▸ Your goal
Reproduce the listing below without any change.

▸ Material to process
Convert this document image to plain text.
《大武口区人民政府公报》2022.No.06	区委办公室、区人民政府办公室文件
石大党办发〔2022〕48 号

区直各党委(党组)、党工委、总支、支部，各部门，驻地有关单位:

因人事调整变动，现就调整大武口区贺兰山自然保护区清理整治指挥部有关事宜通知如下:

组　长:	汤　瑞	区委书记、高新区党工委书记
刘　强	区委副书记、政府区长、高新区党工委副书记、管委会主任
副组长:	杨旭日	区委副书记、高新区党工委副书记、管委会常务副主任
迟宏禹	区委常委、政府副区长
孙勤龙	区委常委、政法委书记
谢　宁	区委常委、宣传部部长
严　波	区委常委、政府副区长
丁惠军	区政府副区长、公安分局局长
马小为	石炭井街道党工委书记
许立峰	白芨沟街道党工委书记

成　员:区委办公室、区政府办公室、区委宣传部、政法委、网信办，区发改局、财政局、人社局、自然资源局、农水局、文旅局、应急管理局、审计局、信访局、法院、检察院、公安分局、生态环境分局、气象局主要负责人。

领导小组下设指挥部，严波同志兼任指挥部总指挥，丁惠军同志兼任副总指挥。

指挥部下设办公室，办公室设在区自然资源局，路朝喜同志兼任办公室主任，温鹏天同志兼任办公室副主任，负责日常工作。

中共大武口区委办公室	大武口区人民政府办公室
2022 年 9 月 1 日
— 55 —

▸ Solution
Convert this document image to plain text.
《大武口区人民政府公报》2022.No.06	区委办公室、区人民政府办公室文件
石大党办发〔2022〕48 号

区直各党委(党组)、党工委、总支、支部，各部门，驻地有关单位:

因人事调整变动，现就调整大武口区贺兰山自然保护区清理整治指挥部有关事宜通知如下:

组　长:	汤　瑞	区委书记、高新区党工委书记
刘　强	区委副书记、政府区长、高新区党工委副书记、管委会主任
副组长:	杨旭日	区委副书记、高新区党工委副书记、管委会常务副主任
迟宏禹	区委常委、政府副区长
孙勤龙	区委常委、政法委书记
谢　宁	区委常委、宣传部部长
严　波	区委常委、政府副区长
丁惠军	区政府副区长、公安分局局长
马小为	石炭井街道党工委书记
许立峰	白芨沟街道党工委书记

成　员:区委办公室、区政府办公室、区委宣传部、政法委、网信办，区发改局、财政局、人社局、自然资源局、农水局、文旅局、应急管理局、审计局、信访局、法院、检察院、公安分局、生态环境分局、气象局主要负责人。

领导小组下设指挥部，严波同志兼任指挥部总指挥，丁惠军同志兼任副总指挥。

指挥部下设办公室，办公室设在区自然资源局，路朝喜同志兼任办公室主任，温鹏天同志兼任办公室副主任，负责日常工作。

中共大武口区委办公室	大武口区人民政府办公室
2022 年 9 月 1 日
— 55 —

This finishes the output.